### Requests:
1 – In the changquan page, who took the silver medal, and for which nation?
2 – Reproduce the changquan page word for word, everything from "The women's changquan" down to "of difficulty component.".
3 – Name every medalist in the changquan page, along with each one's nation.

- Venue: Olympic Sports Center Gymnasium
- Dates: 21 August
- Competitors: 7 from 7 nations

Medalists
| gold medal | Daria Tarasova | Russia |
| silver medal | Xi Cheng Qing | Macau |
| bronze medal | Susyana Tjhan | Indonesia |

= 2008 Beijing Wushu Tournament – Women's changquan =

The women's changquan competition at the 2008 Beijing Wushu Tournament was held on August 21 at the Olympic Sports Center Gymnasium.

== Schedule ==
All times are Beijing Time (UTC+08:00)

| Date | Time | Event |
|---|---|---|
| Thursday, 21 August, 2008 | 20:58 | Changquan |

== Results ==
The event was judged with the degree of difficulty component.

### Raw data:
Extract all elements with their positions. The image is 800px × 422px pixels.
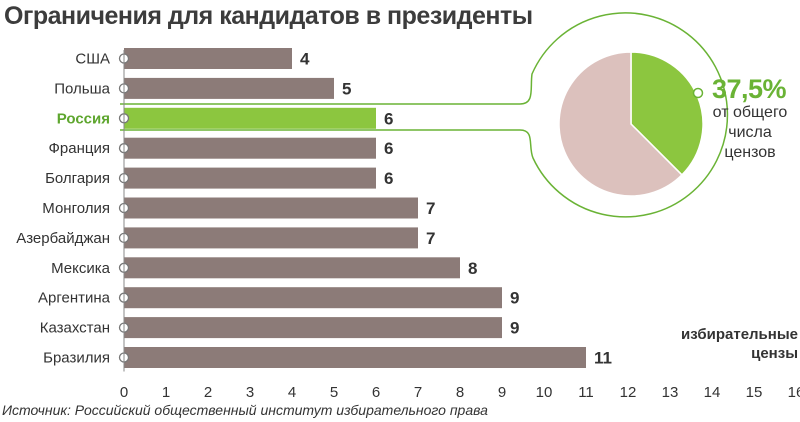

### Solved problems:
1 – Xi Cheng Qing took the silver medal for Macau.

2 –
The women's changquan competition at the 2008 Beijing Wushu Tournament was held on August 21 at the Olympic Sports Center Gymnasium.

== Schedule ==
All times are Beijing Time (UTC+08:00)

| Date | Time | Event |
|---|---|---|
| Thursday, 21 August, 2008 | 20:58 | Changquan |

== Results ==
The event was judged with the degree of difficulty component.

3 – Daria Tarasova (Russia), gold; Xi Cheng Qing (Macau), silver; Susyana Tjhan (Indonesia), bronze.